- What you are asked to do:
The listing below should be printed exactly, every line of it. Skip the pictures.

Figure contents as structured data
----

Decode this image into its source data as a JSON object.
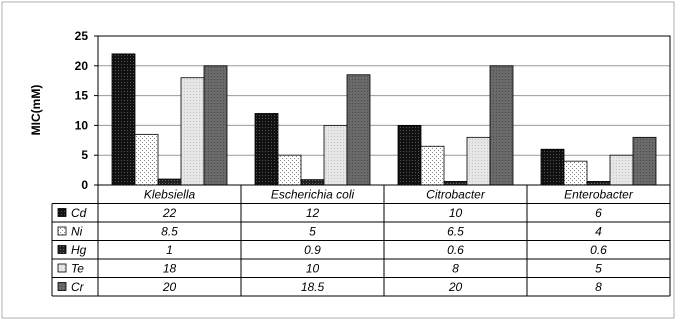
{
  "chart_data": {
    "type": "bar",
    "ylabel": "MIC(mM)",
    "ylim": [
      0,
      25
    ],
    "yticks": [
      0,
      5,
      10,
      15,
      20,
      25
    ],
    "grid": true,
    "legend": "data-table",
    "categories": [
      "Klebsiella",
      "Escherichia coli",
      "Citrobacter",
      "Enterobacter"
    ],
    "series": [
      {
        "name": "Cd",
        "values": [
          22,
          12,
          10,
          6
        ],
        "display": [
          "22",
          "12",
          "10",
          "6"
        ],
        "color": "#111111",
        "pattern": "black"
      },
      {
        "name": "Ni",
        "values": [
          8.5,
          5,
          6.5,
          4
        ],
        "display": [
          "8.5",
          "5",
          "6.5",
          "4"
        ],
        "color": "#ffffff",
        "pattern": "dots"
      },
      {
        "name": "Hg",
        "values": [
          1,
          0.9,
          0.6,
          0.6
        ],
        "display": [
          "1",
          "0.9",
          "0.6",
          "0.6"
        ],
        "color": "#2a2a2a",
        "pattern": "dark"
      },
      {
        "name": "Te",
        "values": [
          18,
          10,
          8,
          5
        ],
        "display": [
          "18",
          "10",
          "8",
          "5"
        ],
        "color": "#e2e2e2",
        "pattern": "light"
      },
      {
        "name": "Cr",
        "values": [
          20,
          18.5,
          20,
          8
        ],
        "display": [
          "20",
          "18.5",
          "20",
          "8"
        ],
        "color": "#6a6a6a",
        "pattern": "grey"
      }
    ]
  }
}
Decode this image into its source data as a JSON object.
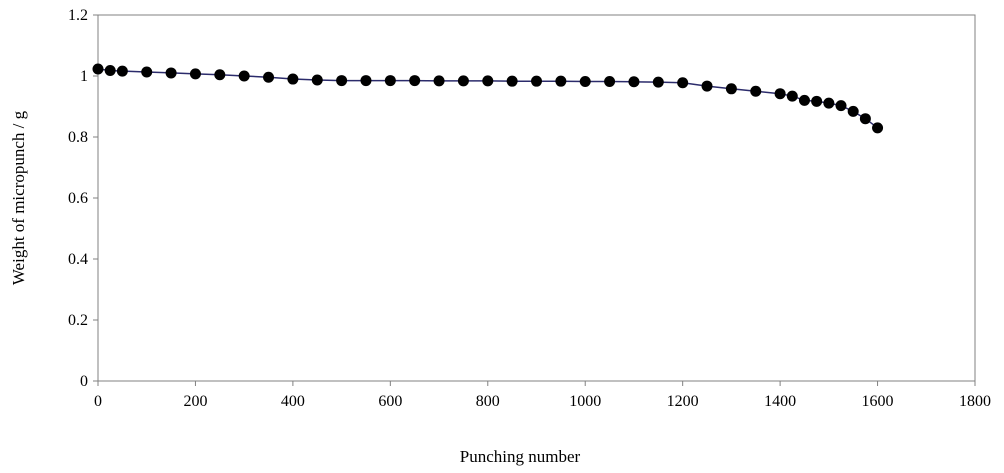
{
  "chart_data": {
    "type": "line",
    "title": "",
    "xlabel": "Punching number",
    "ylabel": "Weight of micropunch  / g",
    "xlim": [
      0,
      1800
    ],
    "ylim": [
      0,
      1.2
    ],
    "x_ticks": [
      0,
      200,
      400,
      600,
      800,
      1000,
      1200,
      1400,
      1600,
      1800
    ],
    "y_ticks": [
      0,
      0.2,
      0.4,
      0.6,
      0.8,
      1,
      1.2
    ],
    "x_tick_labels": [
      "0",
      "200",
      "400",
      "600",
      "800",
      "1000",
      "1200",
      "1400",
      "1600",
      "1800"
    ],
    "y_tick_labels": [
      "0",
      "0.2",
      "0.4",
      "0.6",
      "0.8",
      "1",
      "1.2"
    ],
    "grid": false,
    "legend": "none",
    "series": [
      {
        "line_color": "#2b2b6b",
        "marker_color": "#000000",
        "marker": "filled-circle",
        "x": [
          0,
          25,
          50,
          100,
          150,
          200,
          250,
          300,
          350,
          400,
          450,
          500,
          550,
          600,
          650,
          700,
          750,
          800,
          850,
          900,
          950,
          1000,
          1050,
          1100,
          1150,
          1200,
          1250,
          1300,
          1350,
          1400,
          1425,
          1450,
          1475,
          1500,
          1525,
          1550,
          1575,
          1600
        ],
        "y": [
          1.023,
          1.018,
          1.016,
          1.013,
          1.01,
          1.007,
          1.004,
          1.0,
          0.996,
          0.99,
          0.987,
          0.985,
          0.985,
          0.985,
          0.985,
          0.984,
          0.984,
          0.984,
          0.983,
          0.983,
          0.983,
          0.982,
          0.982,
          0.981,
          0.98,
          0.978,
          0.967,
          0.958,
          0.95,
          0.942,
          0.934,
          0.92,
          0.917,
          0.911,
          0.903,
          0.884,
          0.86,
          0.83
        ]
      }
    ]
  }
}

----

- The solution:
Decode this image into its source data as a JSON object.
{
  "chart_data": {
    "type": "bar",
    "ylabel": "MIC(mM)",
    "ylim": [
      0,
      25
    ],
    "yticks": [
      0,
      5,
      10,
      15,
      20,
      25
    ],
    "grid": true,
    "legend": "data-table",
    "categories": [
      "Klebsiella",
      "Escherichia coli",
      "Citrobacter",
      "Enterobacter"
    ],
    "series": [
      {
        "name": "Cd",
        "values": [
          22,
          12,
          10,
          6
        ],
        "display": [
          "22",
          "12",
          "10",
          "6"
        ],
        "color": "#111111",
        "pattern": "black"
      },
      {
        "name": "Ni",
        "values": [
          8.5,
          5,
          6.5,
          4
        ],
        "display": [
          "8.5",
          "5",
          "6.5",
          "4"
        ],
        "color": "#ffffff",
        "pattern": "dots"
      },
      {
        "name": "Hg",
        "values": [
          1,
          0.9,
          0.6,
          0.6
        ],
        "display": [
          "1",
          "0.9",
          "0.6",
          "0.6"
        ],
        "color": "#2a2a2a",
        "pattern": "dark"
      },
      {
        "name": "Te",
        "values": [
          18,
          10,
          8,
          5
        ],
        "display": [
          "18",
          "10",
          "8",
          "5"
        ],
        "color": "#e2e2e2",
        "pattern": "light"
      },
      {
        "name": "Cr",
        "values": [
          20,
          18.5,
          20,
          8
        ],
        "display": [
          "20",
          "18.5",
          "20",
          "8"
        ],
        "color": "#6a6a6a",
        "pattern": "grey"
      }
    ]
  }
}
Decode this image into its source data as a JSON object.
{
  "chart_data": {
    "type": "line",
    "title": "",
    "xlabel": "Punching number",
    "ylabel": "Weight of micropunch  / g",
    "xlim": [
      0,
      1800
    ],
    "ylim": [
      0,
      1.2
    ],
    "x_ticks": [
      0,
      200,
      400,
      600,
      800,
      1000,
      1200,
      1400,
      1600,
      1800
    ],
    "y_ticks": [
      0,
      0.2,
      0.4,
      0.6,
      0.8,
      1,
      1.2
    ],
    "x_tick_labels": [
      "0",
      "200",
      "400",
      "600",
      "800",
      "1000",
      "1200",
      "1400",
      "1600",
      "1800"
    ],
    "y_tick_labels": [
      "0",
      "0.2",
      "0.4",
      "0.6",
      "0.8",
      "1",
      "1.2"
    ],
    "grid": false,
    "legend": "none",
    "series": [
      {
        "line_color": "#2b2b6b",
        "marker_color": "#000000",
        "marker": "filled-circle",
        "x": [
          0,
          25,
          50,
          100,
          150,
          200,
          250,
          300,
          350,
          400,
          450,
          500,
          550,
          600,
          650,
          700,
          750,
          800,
          850,
          900,
          950,
          1000,
          1050,
          1100,
          1150,
          1200,
          1250,
          1300,
          1350,
          1400,
          1425,
          1450,
          1475,
          1500,
          1525,
          1550,
          1575,
          1600
        ],
        "y": [
          1.023,
          1.018,
          1.016,
          1.013,
          1.01,
          1.007,
          1.004,
          1.0,
          0.996,
          0.99,
          0.987,
          0.985,
          0.985,
          0.985,
          0.985,
          0.984,
          0.984,
          0.984,
          0.983,
          0.983,
          0.983,
          0.982,
          0.982,
          0.981,
          0.98,
          0.978,
          0.967,
          0.958,
          0.95,
          0.942,
          0.934,
          0.92,
          0.917,
          0.911,
          0.903,
          0.884,
          0.86,
          0.83
        ]
      }
    ]
  }
}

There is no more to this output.